__Your goal__.
Using the data below, copy each line that includes the word "Department".

__Record set__.
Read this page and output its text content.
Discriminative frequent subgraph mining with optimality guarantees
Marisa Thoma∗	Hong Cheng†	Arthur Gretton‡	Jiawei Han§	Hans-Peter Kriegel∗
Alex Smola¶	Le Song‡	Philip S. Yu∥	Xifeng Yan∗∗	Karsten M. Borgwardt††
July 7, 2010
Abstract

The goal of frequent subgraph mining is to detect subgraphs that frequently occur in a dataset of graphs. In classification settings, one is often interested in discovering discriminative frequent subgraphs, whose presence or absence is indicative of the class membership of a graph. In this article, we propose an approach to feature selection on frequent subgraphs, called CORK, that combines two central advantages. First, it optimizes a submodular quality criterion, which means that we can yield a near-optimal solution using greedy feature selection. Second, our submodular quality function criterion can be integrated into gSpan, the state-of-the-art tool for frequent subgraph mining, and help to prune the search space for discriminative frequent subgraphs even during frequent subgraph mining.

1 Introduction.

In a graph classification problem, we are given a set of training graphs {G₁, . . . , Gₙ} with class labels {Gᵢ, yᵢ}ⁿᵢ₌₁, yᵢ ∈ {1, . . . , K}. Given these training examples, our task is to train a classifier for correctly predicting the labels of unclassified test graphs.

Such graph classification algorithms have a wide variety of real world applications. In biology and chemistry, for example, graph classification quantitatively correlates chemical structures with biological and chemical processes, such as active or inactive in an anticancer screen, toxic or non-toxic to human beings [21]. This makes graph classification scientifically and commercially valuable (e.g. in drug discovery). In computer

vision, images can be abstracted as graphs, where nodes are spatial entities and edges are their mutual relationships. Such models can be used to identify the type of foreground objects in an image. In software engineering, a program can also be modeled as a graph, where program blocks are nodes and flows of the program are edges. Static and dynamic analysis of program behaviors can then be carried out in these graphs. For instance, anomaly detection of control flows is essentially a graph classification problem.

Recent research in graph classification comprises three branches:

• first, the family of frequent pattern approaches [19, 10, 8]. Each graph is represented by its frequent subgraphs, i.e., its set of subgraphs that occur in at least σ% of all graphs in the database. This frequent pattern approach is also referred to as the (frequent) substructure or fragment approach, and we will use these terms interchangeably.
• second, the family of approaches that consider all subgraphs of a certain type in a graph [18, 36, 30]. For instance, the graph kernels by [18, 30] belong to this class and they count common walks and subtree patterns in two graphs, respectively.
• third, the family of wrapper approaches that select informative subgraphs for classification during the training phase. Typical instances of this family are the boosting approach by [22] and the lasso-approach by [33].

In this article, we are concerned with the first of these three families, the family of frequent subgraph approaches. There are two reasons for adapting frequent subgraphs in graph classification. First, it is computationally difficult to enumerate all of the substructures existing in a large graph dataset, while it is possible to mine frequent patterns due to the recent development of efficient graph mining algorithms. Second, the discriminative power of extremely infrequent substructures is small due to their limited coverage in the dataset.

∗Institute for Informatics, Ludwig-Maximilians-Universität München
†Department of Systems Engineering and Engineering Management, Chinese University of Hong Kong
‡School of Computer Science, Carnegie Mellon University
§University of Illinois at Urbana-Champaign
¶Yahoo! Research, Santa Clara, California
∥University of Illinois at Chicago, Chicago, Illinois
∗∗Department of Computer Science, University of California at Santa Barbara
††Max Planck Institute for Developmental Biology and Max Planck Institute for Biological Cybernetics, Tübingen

__Solution for this task__.
†Department of Systems Engineering and Engineering Management, Chinese University of Hong Kong
∗∗Department of Computer Science, University of California at Santa Barbara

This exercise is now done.